Saved entries:
- - -

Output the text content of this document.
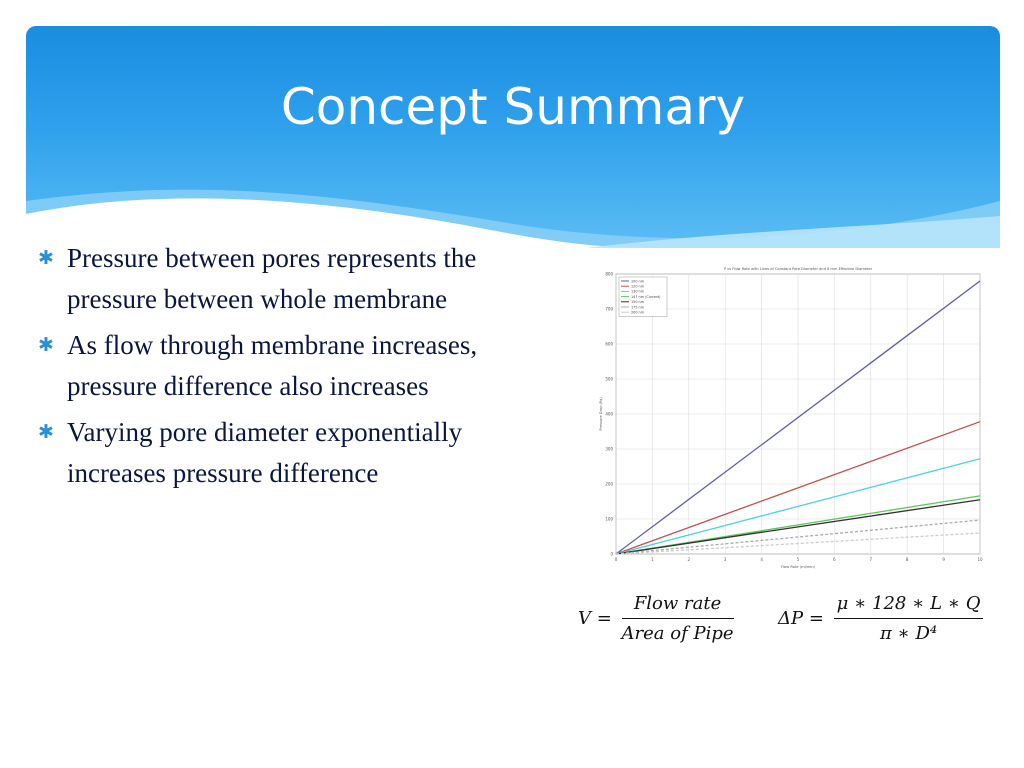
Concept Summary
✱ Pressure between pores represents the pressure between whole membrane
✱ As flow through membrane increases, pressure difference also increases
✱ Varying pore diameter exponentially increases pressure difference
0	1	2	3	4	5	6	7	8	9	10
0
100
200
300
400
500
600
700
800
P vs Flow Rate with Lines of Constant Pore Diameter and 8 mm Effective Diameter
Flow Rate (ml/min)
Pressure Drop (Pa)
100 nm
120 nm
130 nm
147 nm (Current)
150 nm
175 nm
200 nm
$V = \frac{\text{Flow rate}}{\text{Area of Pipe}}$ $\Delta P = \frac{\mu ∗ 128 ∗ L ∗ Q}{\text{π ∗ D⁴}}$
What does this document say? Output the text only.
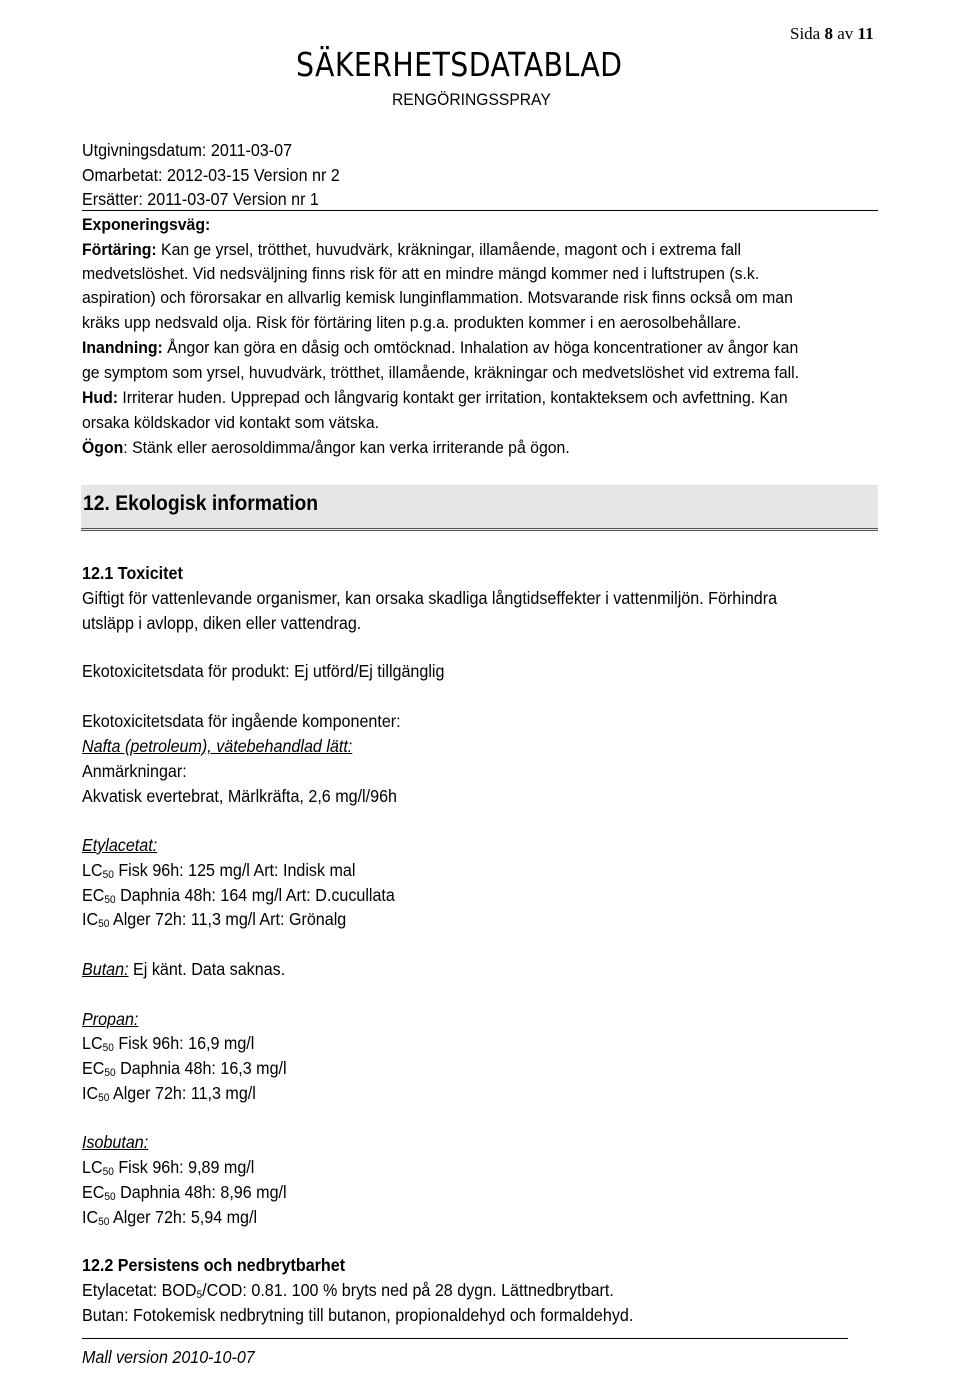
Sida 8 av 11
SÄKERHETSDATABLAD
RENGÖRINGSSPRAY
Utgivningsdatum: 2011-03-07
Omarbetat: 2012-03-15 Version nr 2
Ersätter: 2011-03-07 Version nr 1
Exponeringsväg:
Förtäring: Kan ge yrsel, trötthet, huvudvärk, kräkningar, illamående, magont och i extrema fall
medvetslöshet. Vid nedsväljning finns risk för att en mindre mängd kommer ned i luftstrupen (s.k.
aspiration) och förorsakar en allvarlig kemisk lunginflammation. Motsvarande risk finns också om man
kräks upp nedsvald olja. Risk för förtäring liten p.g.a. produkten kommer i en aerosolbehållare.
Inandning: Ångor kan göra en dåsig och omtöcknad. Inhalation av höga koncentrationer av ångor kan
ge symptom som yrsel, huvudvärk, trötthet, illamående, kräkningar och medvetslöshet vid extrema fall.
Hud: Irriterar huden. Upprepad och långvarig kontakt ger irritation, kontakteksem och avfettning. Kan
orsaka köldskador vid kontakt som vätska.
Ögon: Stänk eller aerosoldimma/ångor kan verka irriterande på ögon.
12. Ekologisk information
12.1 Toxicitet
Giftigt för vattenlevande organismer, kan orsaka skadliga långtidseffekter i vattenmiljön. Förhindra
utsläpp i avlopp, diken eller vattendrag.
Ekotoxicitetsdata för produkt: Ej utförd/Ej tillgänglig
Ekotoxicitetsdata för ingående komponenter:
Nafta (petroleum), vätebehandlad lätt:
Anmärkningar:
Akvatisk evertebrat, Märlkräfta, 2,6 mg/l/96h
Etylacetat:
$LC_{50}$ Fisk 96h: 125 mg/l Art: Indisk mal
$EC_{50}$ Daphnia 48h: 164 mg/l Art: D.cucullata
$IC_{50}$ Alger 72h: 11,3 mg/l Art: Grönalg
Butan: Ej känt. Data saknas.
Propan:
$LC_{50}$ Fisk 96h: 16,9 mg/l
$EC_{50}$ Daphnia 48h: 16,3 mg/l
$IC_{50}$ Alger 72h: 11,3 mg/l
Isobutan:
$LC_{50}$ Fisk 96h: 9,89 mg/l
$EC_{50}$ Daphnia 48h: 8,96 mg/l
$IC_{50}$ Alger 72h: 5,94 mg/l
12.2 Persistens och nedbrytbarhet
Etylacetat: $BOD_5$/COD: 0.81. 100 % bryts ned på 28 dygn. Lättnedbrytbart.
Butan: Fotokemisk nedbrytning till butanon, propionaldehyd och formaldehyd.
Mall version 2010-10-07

- - -

YOUR TASK: Copy out every line with the word "kräkningar".

WRITTEN SOLUTION:
Förtäring: Kan ge yrsel, trötthet, huvudvärk, kräkningar, illamående, magont och i extrema fall
ge symptom som yrsel, huvudvärk, trötthet, illamående, kräkningar och medvetslöshet vid extrema fall.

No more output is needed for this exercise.